■ EXERCISE INSTRUCTIONS ■
Every record here needs to be written out again exactly.
____
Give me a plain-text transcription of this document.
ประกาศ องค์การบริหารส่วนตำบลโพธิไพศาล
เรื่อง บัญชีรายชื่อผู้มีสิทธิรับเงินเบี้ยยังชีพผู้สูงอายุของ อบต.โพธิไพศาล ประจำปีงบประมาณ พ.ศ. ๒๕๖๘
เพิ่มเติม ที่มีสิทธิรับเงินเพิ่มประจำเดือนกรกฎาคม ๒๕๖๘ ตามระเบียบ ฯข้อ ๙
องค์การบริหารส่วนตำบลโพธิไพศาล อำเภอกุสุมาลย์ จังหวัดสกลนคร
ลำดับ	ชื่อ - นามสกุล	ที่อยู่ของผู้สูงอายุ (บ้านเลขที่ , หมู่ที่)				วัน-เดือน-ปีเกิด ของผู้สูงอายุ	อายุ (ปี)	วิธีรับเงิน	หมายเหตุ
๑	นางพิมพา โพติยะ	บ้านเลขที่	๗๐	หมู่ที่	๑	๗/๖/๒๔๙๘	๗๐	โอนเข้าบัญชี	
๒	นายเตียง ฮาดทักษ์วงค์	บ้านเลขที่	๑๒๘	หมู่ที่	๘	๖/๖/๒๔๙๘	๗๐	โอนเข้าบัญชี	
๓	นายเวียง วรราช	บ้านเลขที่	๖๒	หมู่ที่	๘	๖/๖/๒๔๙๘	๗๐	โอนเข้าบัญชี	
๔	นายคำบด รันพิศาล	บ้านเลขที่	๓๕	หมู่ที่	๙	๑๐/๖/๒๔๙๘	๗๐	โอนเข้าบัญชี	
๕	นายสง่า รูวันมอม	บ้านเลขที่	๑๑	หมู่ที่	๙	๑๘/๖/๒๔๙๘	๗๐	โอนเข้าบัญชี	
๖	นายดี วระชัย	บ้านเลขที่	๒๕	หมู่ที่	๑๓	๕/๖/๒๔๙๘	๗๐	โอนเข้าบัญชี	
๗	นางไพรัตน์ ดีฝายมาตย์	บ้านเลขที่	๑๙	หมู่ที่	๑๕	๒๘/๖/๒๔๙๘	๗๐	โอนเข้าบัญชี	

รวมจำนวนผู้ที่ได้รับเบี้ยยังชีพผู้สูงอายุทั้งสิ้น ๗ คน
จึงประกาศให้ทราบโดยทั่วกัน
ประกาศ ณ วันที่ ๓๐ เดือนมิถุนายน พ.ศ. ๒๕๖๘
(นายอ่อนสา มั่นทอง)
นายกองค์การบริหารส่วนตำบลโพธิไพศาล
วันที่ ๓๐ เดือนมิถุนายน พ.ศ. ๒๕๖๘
____
■ COMPLETE ANSWER ■
Give me a plain-text transcription of this document.
ประกาศ องค์การบริหารส่วนตำบลโพธิไพศาล
เรื่อง บัญชีรายชื่อผู้มีสิทธิรับเงินเบี้ยยังชีพผู้สูงอายุของ อบต.โพธิไพศาล ประจำปีงบประมาณ พ.ศ. ๒๕๖๘
เพิ่มเติม ที่มีสิทธิรับเงินเพิ่มประจำเดือนกรกฎาคม ๒๕๖๘ ตามระเบียบ ฯข้อ ๙
องค์การบริหารส่วนตำบลโพธิไพศาล อำเภอกุสุมาลย์ จังหวัดสกลนคร
ลำดับ	ชื่อ - นามสกุล	ที่อยู่ของผู้สูงอายุ (บ้านเลขที่ , หมู่ที่)				วัน-เดือน-ปีเกิด ของผู้สูงอายุ	อายุ (ปี)	วิธีรับเงิน	หมายเหตุ
๑	นางพิมพา โพติยะ	บ้านเลขที่	๗๐	หมู่ที่	๑	๗/๖/๒๔๙๘	๗๐	โอนเข้าบัญชี	
๒	นายเตียง ฮาดทักษ์วงค์	บ้านเลขที่	๑๒๘	หมู่ที่	๘	๖/๖/๒๔๙๘	๗๐	โอนเข้าบัญชี	
๓	นายเวียง วรราช	บ้านเลขที่	๖๒	หมู่ที่	๘	๖/๖/๒๔๙๘	๗๐	โอนเข้าบัญชี	
๔	นายคำบด รันพิศาล	บ้านเลขที่	๓๕	หมู่ที่	๙	๑๐/๖/๒๔๙๘	๗๐	โอนเข้าบัญชี	
๕	นายสง่า รูวันมอม	บ้านเลขที่	๑๑	หมู่ที่	๙	๑๘/๖/๒๔๙๘	๗๐	โอนเข้าบัญชี	
๖	นายดี วระชัย	บ้านเลขที่	๒๕	หมู่ที่	๑๓	๕/๖/๒๔๙๘	๗๐	โอนเข้าบัญชี	
๗	นางไพรัตน์ ดีฝายมาตย์	บ้านเลขที่	๑๙	หมู่ที่	๑๕	๒๘/๖/๒๔๙๘	๗๐	โอนเข้าบัญชี	

รวมจำนวนผู้ที่ได้รับเบี้ยยังชีพผู้สูงอายุทั้งสิ้น ๗ คน
จึงประกาศให้ทราบโดยทั่วกัน
ประกาศ ณ วันที่ ๓๐ เดือนมิถุนายน พ.ศ. ๒๕๖๘
(นายอ่อนสา มั่นทอง)
นายกองค์การบริหารส่วนตำบลโพธิไพศาล
วันที่ ๓๐ เดือนมิถุนายน พ.ศ. ๒๕๖๘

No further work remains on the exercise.